## [REQUIRED WORK]
Show, in full, each line of the data that contains "this".

## begin

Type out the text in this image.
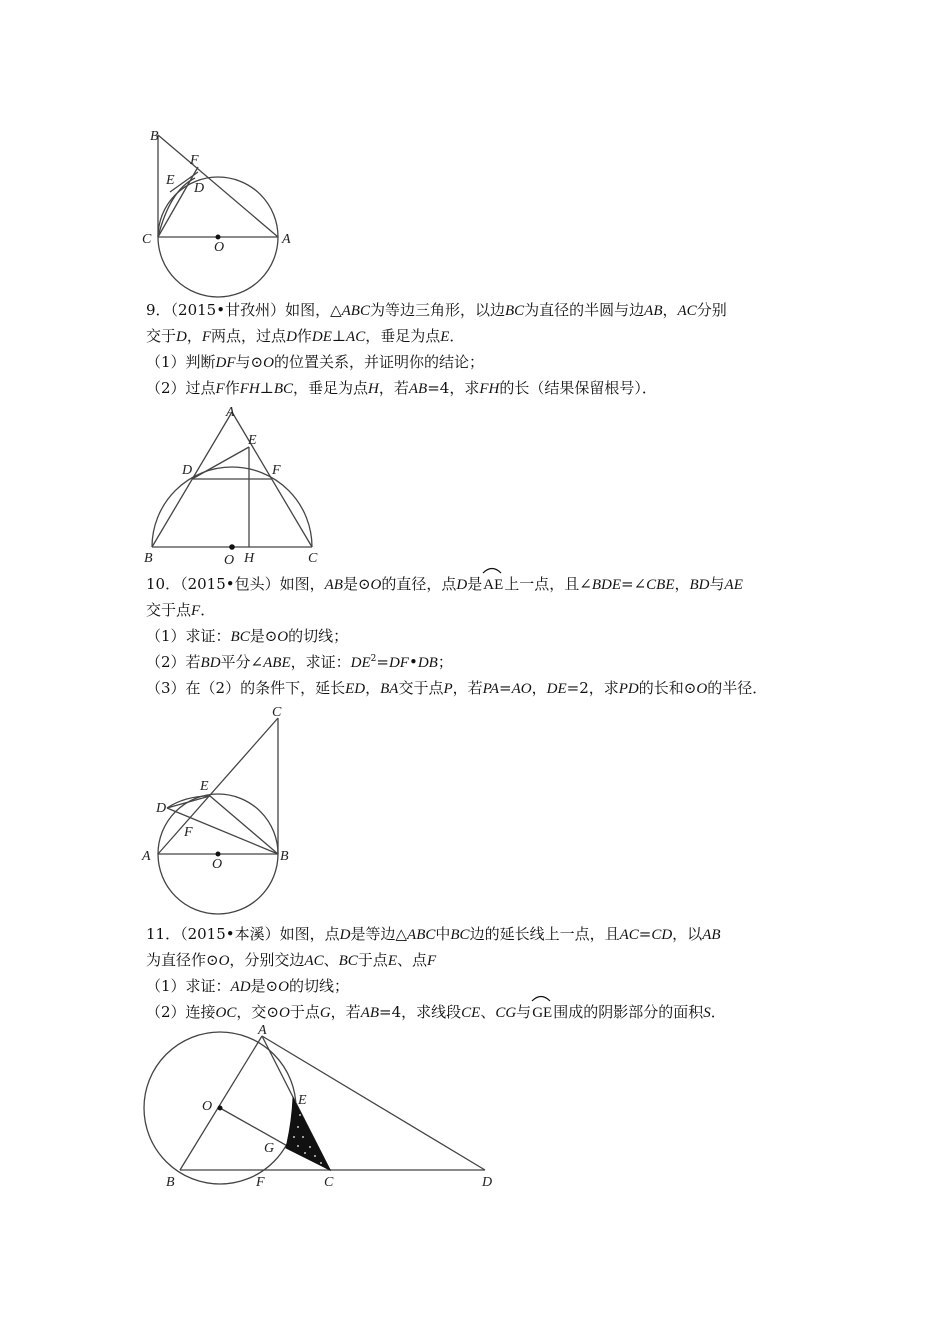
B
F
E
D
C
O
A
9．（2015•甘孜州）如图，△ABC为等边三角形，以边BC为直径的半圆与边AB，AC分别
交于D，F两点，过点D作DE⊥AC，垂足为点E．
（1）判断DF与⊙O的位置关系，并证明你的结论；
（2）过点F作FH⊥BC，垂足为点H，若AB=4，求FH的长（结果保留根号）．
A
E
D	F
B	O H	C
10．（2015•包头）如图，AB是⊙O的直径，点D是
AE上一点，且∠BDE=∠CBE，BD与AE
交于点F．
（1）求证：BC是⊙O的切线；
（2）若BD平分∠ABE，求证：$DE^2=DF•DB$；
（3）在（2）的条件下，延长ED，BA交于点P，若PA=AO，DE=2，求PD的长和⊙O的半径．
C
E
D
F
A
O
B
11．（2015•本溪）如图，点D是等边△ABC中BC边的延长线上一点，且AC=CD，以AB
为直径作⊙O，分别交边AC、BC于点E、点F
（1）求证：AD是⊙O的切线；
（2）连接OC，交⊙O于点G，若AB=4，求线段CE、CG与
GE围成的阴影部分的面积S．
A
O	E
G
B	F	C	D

## end
## begin

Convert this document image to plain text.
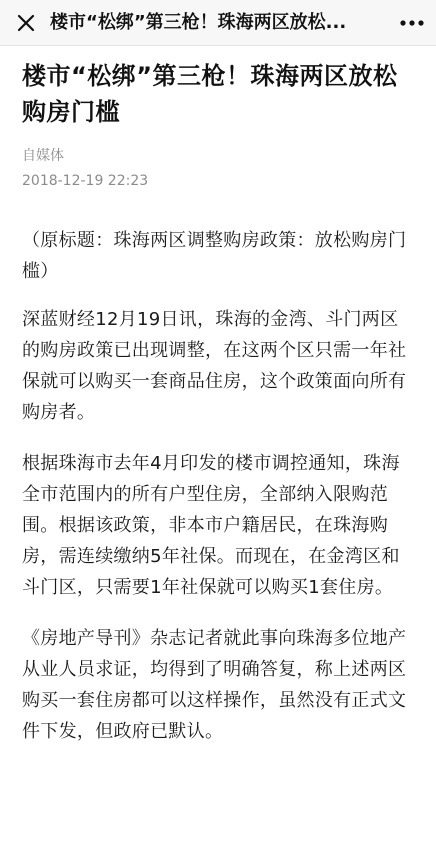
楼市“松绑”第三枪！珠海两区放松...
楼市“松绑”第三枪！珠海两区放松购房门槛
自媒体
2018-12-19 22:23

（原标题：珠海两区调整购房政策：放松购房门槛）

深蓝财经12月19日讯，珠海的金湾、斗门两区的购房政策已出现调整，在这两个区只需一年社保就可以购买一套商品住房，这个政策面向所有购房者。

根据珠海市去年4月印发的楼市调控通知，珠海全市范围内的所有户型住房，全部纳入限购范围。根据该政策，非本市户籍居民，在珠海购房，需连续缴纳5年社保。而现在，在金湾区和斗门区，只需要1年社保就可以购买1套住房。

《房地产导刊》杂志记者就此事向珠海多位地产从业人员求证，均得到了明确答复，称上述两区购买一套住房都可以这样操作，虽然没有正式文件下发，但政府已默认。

## end

## [WRITTEN RESPONSE]
Type out the text in this image.
Convert this document image to plain text.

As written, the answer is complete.